## What the task requires
Search the listing below for the string "title" and show each line that contains it.

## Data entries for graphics

********

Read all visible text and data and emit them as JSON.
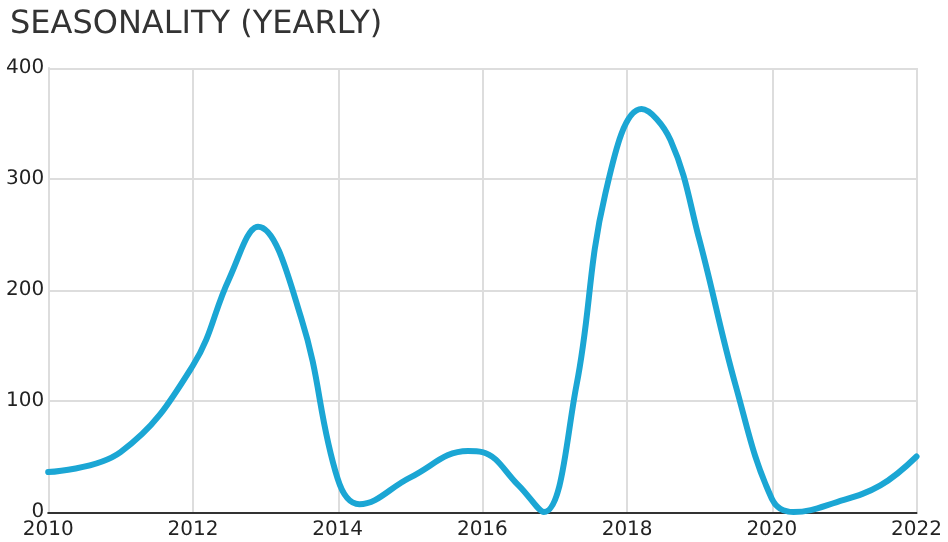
{
  "chart_data": {
    "type": "line",
    "title": "SEASONALITY (YEARLY)",
    "x": [
      2010,
      2011,
      2012,
      2012.5,
      2012.9,
      2013.5,
      2014,
      2014.3,
      2015,
      2015.8,
      2016,
      2016.5,
      2016.85,
      2017.3,
      2017.7,
      2018.2,
      2018.6,
      2019,
      2019.5,
      2020,
      2020.3,
      2020.9,
      2021.5,
      2022
    ],
    "series": [
      {
        "color": "#1ba6d4",
        "values": [
          36,
          54,
          132,
          210,
          257,
          174,
          30,
          7,
          31,
          55,
          54,
          24,
          0,
          114,
          287,
          363,
          335,
          245,
          114,
          12,
          0,
          9,
          24,
          50
        ]
      }
    ],
    "xlim": [
      2010,
      2022
    ],
    "xticks": [
      2010,
      2012,
      2014,
      2016,
      2018,
      2020,
      2022
    ],
    "ylim": [
      0,
      400
    ],
    "yticks": [
      0,
      100,
      200,
      300,
      400
    ],
    "grid": true,
    "marker": "none",
    "line_style": "solid"
  }
}
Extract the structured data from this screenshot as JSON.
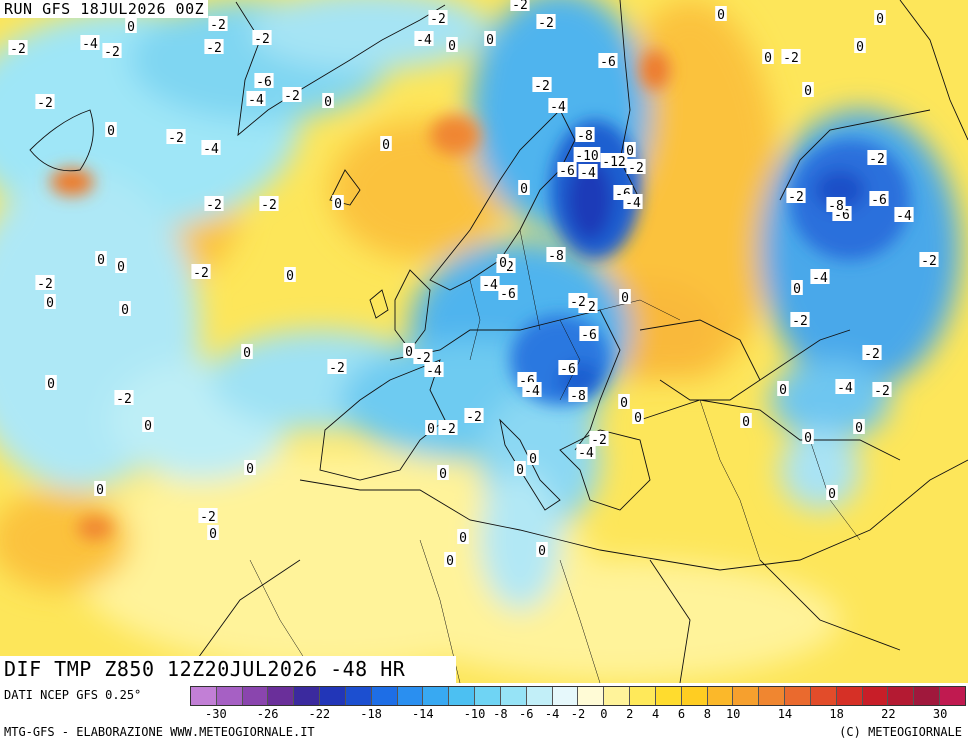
{
  "header": {
    "run_label": "RUN GFS 18JUL2026 00Z"
  },
  "map": {
    "title": "DIF TMP Z850 12Z20JUL2026 -48 HR",
    "colors": {
      "ocean_cold": "#9fe6f7",
      "cold": "#4fc3ef",
      "colder": "#1f7fe0",
      "coldest": "#1c3bb8",
      "neutral_warm": "#fff5a8",
      "warm": "#ffdc3a",
      "warmer": "#f9b93a",
      "hot": "#ee7a2c",
      "border": "#111111"
    },
    "labels": [
      {
        "t": "-2",
        "id": "l1"
      },
      {
        "t": "-4",
        "id": "l2"
      },
      {
        "t": "-2",
        "id": "l3"
      },
      {
        "t": "0",
        "id": "l4"
      },
      {
        "t": "-2",
        "id": "l5"
      },
      {
        "t": "-2",
        "id": "l6"
      },
      {
        "t": "-4",
        "id": "l7"
      },
      {
        "t": "0",
        "id": "l8"
      },
      {
        "t": "-6",
        "id": "l9"
      },
      {
        "t": "-4",
        "id": "l10"
      },
      {
        "t": "-2",
        "id": "l11"
      },
      {
        "t": "0",
        "id": "l12"
      },
      {
        "t": "-2",
        "id": "l13"
      },
      {
        "t": "-2",
        "id": "l14"
      },
      {
        "t": "-4",
        "id": "l15"
      },
      {
        "t": "0",
        "id": "l16"
      },
      {
        "t": "-2",
        "id": "l17"
      },
      {
        "t": "-2",
        "id": "l18"
      },
      {
        "t": "0",
        "id": "l19"
      },
      {
        "t": "0",
        "id": "l20"
      },
      {
        "t": "0",
        "id": "l21"
      },
      {
        "t": "-2",
        "id": "l22"
      },
      {
        "t": "-2",
        "id": "l23"
      },
      {
        "t": "0",
        "id": "l24"
      },
      {
        "t": "0",
        "id": "l25"
      },
      {
        "t": "0",
        "id": "l26"
      },
      {
        "t": "-2",
        "id": "l27"
      },
      {
        "t": "0",
        "id": "l28"
      },
      {
        "t": "0",
        "id": "l29"
      },
      {
        "t": "-2",
        "id": "l30"
      },
      {
        "t": "0",
        "id": "l31"
      },
      {
        "t": "-2",
        "id": "l32"
      },
      {
        "t": "0",
        "id": "l33"
      },
      {
        "t": "0",
        "id": "l34"
      },
      {
        "t": "0",
        "id": "l35"
      },
      {
        "t": "-2",
        "id": "l36"
      },
      {
        "t": "0",
        "id": "l37"
      },
      {
        "t": "-4",
        "id": "l38"
      },
      {
        "t": "-6",
        "id": "l39"
      },
      {
        "t": "-2",
        "id": "l40"
      },
      {
        "t": "-2",
        "id": "l41"
      },
      {
        "t": "-4",
        "id": "l42"
      },
      {
        "t": "-8",
        "id": "l43"
      },
      {
        "t": "-10",
        "id": "l44"
      },
      {
        "t": "-12",
        "id": "l45"
      },
      {
        "t": "-2",
        "id": "l46"
      },
      {
        "t": "-6",
        "id": "l47"
      },
      {
        "t": "-6",
        "id": "l48"
      },
      {
        "t": "-4",
        "id": "l49"
      },
      {
        "t": "0",
        "id": "l50"
      },
      {
        "t": "0",
        "id": "l51"
      },
      {
        "t": "-8",
        "id": "l52"
      },
      {
        "t": "-2",
        "id": "l53"
      },
      {
        "t": "-4",
        "id": "l54"
      },
      {
        "t": "-6",
        "id": "l55"
      },
      {
        "t": "-2",
        "id": "l56"
      },
      {
        "t": "0",
        "id": "l57"
      },
      {
        "t": "-6",
        "id": "l58"
      },
      {
        "t": "-2",
        "id": "l59"
      },
      {
        "t": "-4",
        "id": "l60"
      },
      {
        "t": "-6",
        "id": "l61"
      },
      {
        "t": "-6",
        "id": "l62"
      },
      {
        "t": "-4",
        "id": "l63"
      },
      {
        "t": "-8",
        "id": "l64"
      },
      {
        "t": "0",
        "id": "l65"
      },
      {
        "t": "-2",
        "id": "l66"
      },
      {
        "t": "0",
        "id": "l67"
      },
      {
        "t": "-2",
        "id": "l68"
      },
      {
        "t": "-2",
        "id": "l69"
      },
      {
        "t": "-4",
        "id": "l70"
      },
      {
        "t": "0",
        "id": "l71"
      },
      {
        "t": "0",
        "id": "l72"
      },
      {
        "t": "0",
        "id": "l73"
      },
      {
        "t": "0",
        "id": "l74"
      },
      {
        "t": "0",
        "id": "l75"
      },
      {
        "t": "-2",
        "id": "l76"
      },
      {
        "t": "0",
        "id": "l77"
      },
      {
        "t": "-2",
        "id": "l78"
      },
      {
        "t": "-2",
        "id": "l79"
      },
      {
        "t": "-6",
        "id": "l80"
      },
      {
        "t": "-8",
        "id": "l81"
      },
      {
        "t": "-6",
        "id": "l82"
      },
      {
        "t": "-4",
        "id": "l83"
      },
      {
        "t": "-2",
        "id": "l84"
      },
      {
        "t": "-4",
        "id": "l85"
      },
      {
        "t": "0",
        "id": "l86"
      },
      {
        "t": "-2",
        "id": "l87"
      },
      {
        "t": "-2",
        "id": "l88"
      },
      {
        "t": "-2",
        "id": "l89"
      },
      {
        "t": "-4",
        "id": "l90"
      },
      {
        "t": "-2",
        "id": "l91"
      },
      {
        "t": "0",
        "id": "l92"
      },
      {
        "t": "0",
        "id": "l93"
      },
      {
        "t": "0",
        "id": "l94"
      },
      {
        "t": "0",
        "id": "l95"
      },
      {
        "t": "0",
        "id": "l96"
      },
      {
        "t": "0",
        "id": "l97"
      },
      {
        "t": "0",
        "id": "l98"
      },
      {
        "t": "-2",
        "id": "l99"
      },
      {
        "t": "0",
        "id": "l100"
      },
      {
        "t": "0",
        "id": "l101"
      },
      {
        "t": "0",
        "id": "l102"
      },
      {
        "t": "0",
        "id": "l103"
      },
      {
        "t": "-2",
        "id": "l104"
      },
      {
        "t": "0",
        "id": "l105"
      },
      {
        "t": "0",
        "id": "l106"
      },
      {
        "t": "0",
        "id": "l107"
      }
    ]
  },
  "legend": {
    "source": "DATI NCEP GFS 0.25°",
    "ticks": [
      "-30",
      "-26",
      "-22",
      "-18",
      "-14",
      "-10",
      "-8",
      "-6",
      "-4",
      "-2",
      "0",
      "2",
      "4",
      "6",
      "8",
      "10",
      "14",
      "18",
      "22",
      "30"
    ],
    "swatches": [
      "#c27fd6",
      "#a660c4",
      "#8a45ae",
      "#6a2f9a",
      "#3b2a9e",
      "#2236b8",
      "#1c4fd0",
      "#1e6ee6",
      "#2a8ff0",
      "#38a9f2",
      "#4cc0f2",
      "#6fd4f4",
      "#96e3f6",
      "#c2eff8",
      "#e6f8fb",
      "#fffbd6",
      "#fff39a",
      "#ffe95a",
      "#ffdc2e",
      "#ffcd22",
      "#fbb82a",
      "#f6a02e",
      "#f08630",
      "#ea6a2e",
      "#e24c2a",
      "#d63026",
      "#c81e28",
      "#b41a32",
      "#a0183c",
      "#c01a50"
    ],
    "footer_left": "MTG-GFS - ELABORAZIONE WWW.METEOGIORNALE.IT",
    "footer_right": "(C) METEOGIORNALE"
  }
}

********

## Result of the exercise
    "title": "SEASONALITY (YEARLY)",
    "title": "DIF TMP Z850 12Z20JUL2026 -48 HR",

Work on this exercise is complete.